> _What this task involves_
Nothing but the lines from the one containing "Transcribe the text in this document." through the last line of the records below should be copied, exactly and without pictures.

++++++++++++++++++++

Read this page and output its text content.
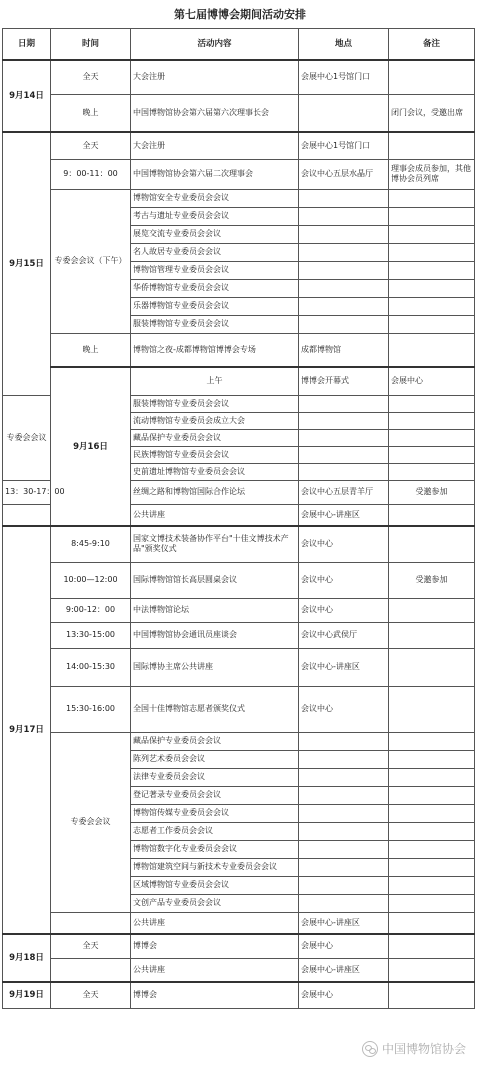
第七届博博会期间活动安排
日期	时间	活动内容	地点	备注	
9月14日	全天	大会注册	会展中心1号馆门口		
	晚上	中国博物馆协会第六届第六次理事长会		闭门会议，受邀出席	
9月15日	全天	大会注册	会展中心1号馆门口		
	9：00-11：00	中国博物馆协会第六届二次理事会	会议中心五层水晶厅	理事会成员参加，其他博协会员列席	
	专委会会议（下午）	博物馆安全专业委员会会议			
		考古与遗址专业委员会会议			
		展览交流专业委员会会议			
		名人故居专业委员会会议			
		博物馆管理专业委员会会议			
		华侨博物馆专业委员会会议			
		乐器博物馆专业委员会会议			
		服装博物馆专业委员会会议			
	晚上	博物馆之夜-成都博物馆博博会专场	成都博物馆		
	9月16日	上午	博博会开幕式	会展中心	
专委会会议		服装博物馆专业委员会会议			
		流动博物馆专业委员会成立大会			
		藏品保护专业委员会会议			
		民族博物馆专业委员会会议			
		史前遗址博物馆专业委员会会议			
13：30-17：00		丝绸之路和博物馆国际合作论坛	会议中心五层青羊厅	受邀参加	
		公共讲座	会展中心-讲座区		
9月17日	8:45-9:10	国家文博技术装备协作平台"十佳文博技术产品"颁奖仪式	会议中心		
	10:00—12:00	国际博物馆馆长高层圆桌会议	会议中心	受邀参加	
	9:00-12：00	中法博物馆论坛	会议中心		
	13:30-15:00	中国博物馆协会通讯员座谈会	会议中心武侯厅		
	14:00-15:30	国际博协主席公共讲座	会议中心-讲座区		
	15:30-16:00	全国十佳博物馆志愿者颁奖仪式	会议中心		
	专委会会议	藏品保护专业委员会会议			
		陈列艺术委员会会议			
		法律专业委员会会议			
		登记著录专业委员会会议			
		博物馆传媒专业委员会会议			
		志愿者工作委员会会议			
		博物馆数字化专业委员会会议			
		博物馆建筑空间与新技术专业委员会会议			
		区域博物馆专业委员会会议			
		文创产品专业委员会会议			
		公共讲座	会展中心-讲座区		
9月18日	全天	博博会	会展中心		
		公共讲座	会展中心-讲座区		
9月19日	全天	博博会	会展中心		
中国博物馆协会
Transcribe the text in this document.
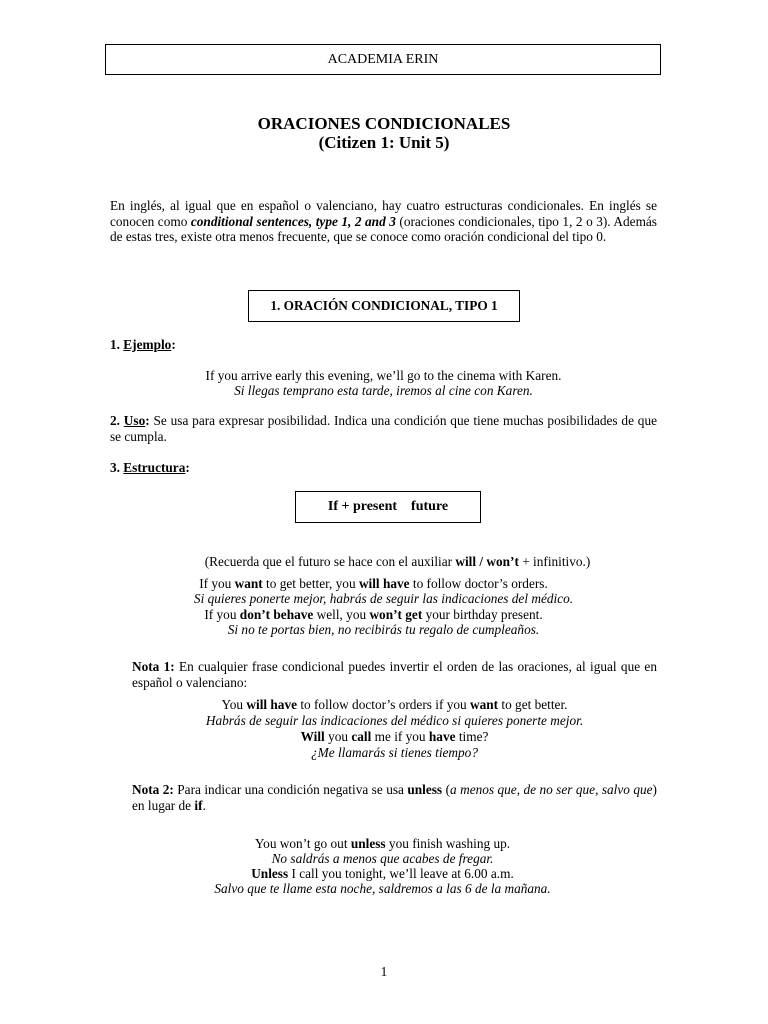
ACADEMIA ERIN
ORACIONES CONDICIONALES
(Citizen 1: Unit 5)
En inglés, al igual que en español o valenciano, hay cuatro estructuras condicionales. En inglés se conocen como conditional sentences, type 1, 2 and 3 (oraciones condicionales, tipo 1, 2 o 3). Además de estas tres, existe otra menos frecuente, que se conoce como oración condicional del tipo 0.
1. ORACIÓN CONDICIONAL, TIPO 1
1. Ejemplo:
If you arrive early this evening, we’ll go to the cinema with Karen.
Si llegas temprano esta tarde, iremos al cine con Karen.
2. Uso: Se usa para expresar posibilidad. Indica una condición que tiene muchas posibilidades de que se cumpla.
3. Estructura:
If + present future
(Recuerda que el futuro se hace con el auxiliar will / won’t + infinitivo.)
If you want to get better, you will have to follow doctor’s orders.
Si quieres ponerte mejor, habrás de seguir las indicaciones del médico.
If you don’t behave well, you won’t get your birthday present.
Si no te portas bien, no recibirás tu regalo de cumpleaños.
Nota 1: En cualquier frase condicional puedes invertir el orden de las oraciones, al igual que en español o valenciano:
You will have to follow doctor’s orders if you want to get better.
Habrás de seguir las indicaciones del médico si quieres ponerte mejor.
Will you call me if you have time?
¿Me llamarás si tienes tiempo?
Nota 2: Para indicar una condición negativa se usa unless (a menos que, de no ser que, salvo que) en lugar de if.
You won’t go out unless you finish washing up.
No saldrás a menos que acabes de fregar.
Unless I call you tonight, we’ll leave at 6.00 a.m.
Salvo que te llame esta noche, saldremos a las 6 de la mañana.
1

++++++++++++++++++++

> _Output for this task_
Transcribe the text in this document.
ACADEMIA ERIN
ORACIONES CONDICIONALES
(Citizen 1: Unit 5)
En inglés, al igual que en español o valenciano, hay cuatro estructuras condicionales. En inglés se conocen como conditional sentences, type 1, 2 and 3 (oraciones condicionales, tipo 1, 2 o 3). Además de estas tres, existe otra menos frecuente, que se conoce como oración condicional del tipo 0.
1. ORACIÓN CONDICIONAL, TIPO 1
1. Ejemplo:
If you arrive early this evening, we’ll go to the cinema with Karen.
Si llegas temprano esta tarde, iremos al cine con Karen.
2. Uso: Se usa para expresar posibilidad. Indica una condición que tiene muchas posibilidades de que se cumpla.
3. Estructura:
If + present future
(Recuerda que el futuro se hace con el auxiliar will / won’t + infinitivo.)
If you want to get better, you will have to follow doctor’s orders.
Si quieres ponerte mejor, habrás de seguir las indicaciones del médico.
If you don’t behave well, you won’t get your birthday present.
Si no te portas bien, no recibirás tu regalo de cumpleaños.
Nota 1: En cualquier frase condicional puedes invertir el orden de las oraciones, al igual que en español o valenciano:
You will have to follow doctor’s orders if you want to get better.
Habrás de seguir las indicaciones del médico si quieres ponerte mejor.
Will you call me if you have time?
¿Me llamarás si tienes tiempo?
Nota 2: Para indicar una condición negativa se usa unless (a menos que, de no ser que, salvo que) en lugar de if.
You won’t go out unless you finish washing up.
No saldrás a menos que acabes de fregar.
Unless I call you tonight, we’ll leave at 6.00 a.m.
Salvo que te llame esta noche, saldremos a las 6 de la mañana.
1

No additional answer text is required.